-------- Text extract

There is a vast cultural movement emerging from beyond the Western world. Truly global in its range and allure, it is the biggest challenge yet to Hollywood, McDonald’s, and blue jeans. This is a book about these new arbiters of mass culture arising from the East — India’s Bollywood films, Turkish soap opera, or dizi, and South Korean pop music. Carefully packaging not always secular modernity with traditional values in urbanised settings, they have created a new global pop culture that can be easily consumed, especially by the many millions coming late to the modern world and still negotiating its overwhelming challenges.
Acclaimed author Fatima Bhutto profiles Shah Rukh Khan, by many measures the most popular movie star in the world: goes behind the scenes of Magnificent Century, Turkey’s biggest TV show, watched by upwards of 200 million people across 43 countries: and travels to South Korea to see how K-Pop started it all, and how Gangnam Style became the first YouTube video with one billion views.

----------------

* **Directives**
A - From the passage on Eastern pop culture, copy the text from "Acclaimed author Fatima" to "one billion views.".
B - In the records, replace "paragraph-line" with "body-line" in the lines from the line with "- page-reference-icon: ⊳: [103, 258, 115, 275]" to the line with "- note-line: оказаться", and leave everything else unchanged. Return only those lines.

-------- Rows

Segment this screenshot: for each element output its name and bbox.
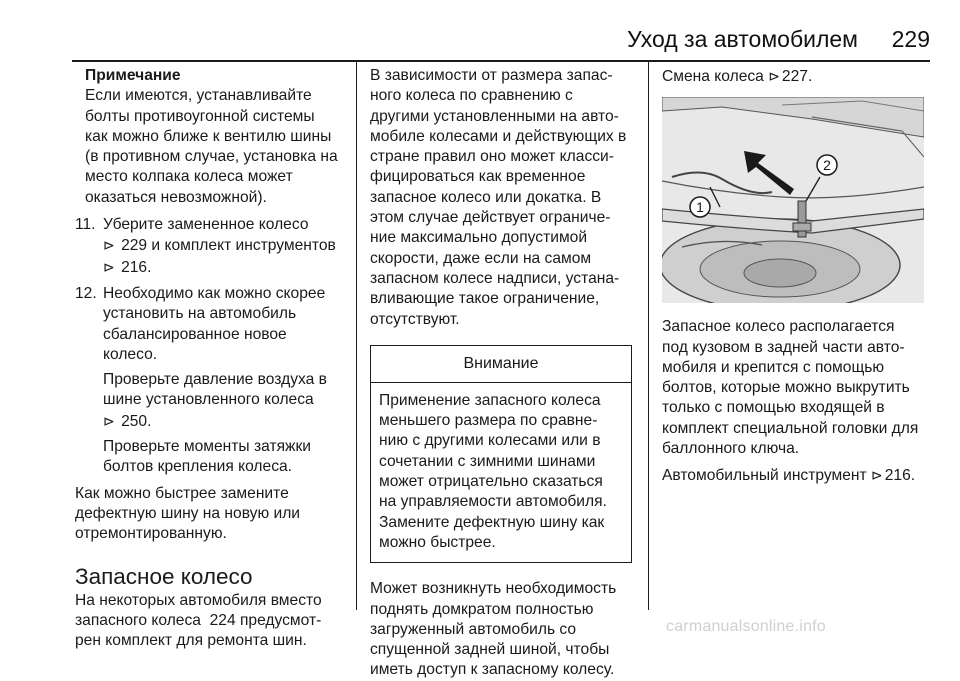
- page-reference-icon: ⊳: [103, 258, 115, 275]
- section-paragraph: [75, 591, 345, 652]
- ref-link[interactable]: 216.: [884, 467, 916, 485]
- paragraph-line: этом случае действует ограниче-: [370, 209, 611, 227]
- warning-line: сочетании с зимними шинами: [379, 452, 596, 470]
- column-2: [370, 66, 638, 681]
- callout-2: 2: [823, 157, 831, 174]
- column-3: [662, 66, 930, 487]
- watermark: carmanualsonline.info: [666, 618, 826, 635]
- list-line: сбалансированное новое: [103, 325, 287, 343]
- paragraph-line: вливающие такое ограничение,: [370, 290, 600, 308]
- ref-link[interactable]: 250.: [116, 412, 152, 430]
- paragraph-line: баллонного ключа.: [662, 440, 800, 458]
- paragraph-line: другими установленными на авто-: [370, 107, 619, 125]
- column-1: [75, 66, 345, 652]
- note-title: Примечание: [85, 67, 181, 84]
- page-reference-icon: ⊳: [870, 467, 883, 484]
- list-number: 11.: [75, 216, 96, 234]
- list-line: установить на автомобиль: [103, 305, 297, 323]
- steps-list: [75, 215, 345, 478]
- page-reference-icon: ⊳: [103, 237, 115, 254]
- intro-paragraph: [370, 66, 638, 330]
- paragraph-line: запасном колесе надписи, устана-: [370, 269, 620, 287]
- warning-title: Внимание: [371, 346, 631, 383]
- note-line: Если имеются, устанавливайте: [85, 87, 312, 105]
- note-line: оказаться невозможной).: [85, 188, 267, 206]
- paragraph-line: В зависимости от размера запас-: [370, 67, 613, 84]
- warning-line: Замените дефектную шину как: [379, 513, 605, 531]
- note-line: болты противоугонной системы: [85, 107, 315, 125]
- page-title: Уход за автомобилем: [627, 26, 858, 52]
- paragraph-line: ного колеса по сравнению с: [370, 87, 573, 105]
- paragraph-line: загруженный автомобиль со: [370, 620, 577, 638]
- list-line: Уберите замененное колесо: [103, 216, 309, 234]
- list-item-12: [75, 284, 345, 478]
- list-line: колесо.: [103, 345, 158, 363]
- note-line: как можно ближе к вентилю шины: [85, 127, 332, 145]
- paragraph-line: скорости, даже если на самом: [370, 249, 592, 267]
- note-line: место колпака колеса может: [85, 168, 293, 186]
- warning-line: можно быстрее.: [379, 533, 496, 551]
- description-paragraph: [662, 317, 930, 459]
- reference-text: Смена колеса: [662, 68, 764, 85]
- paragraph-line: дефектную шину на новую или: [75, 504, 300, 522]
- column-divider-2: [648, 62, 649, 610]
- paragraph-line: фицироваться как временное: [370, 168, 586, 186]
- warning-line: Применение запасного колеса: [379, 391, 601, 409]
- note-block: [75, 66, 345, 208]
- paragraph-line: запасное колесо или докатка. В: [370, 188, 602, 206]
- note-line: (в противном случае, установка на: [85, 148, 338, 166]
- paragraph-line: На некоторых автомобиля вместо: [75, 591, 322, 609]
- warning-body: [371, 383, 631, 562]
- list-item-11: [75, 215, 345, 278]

----------------

* **Full solutions**
A -
Acclaimed author Fatima Bhutto profiles Shah Rukh Khan, by many measures the most popular movie star in the world: goes behind the scenes of Magnificent Century, Turkey’s biggest TV show, watched by upwards of 200 million people across 43 countries: and travels to South Korea to see how K-Pop started it all, and how Gangnam Style became the first YouTube video with one billion views.

B -
- page-reference-icon: ⊳: [103, 258, 115, 275]
- section-paragraph: [75, 591, 345, 652]
- ref-link[interactable]: 216.: [884, 467, 916, 485]
- body-line: этом случае действует ограниче-: [370, 209, 611, 227]
- warning-line: сочетании с зимними шинами: [379, 452, 596, 470]
- column-2: [370, 66, 638, 681]
- callout-2: 2: [823, 157, 831, 174]
- column-3: [662, 66, 930, 487]
- watermark: carmanualsonline.info: [666, 618, 826, 635]
- list-line: сбалансированное новое: [103, 325, 287, 343]
- body-line: вливающие такое ограничение,: [370, 290, 600, 308]
- ref-link[interactable]: 250.: [116, 412, 152, 430]
- body-line: баллонного ключа.: [662, 440, 800, 458]
- body-line: другими установленными на авто-: [370, 107, 619, 125]
- column-1: [75, 66, 345, 652]
- note-title: Примечание: [85, 67, 181, 84]
- page-reference-icon: ⊳: [870, 467, 883, 484]
- list-number: 11.: [75, 216, 96, 234]
- list-line: установить на автомобиль: [103, 305, 297, 323]
- steps-list: [75, 215, 345, 478]
- page-reference-icon: ⊳: [103, 237, 115, 254]
- intro-paragraph: [370, 66, 638, 330]
- body-line: запасном колесе надписи, устана-: [370, 269, 620, 287]
- warning-title: Внимание: [371, 346, 631, 383]
- note-line: Если имеются, устанавливайте: [85, 87, 312, 105]
- note-line: оказаться невозможной).: [85, 188, 267, 206]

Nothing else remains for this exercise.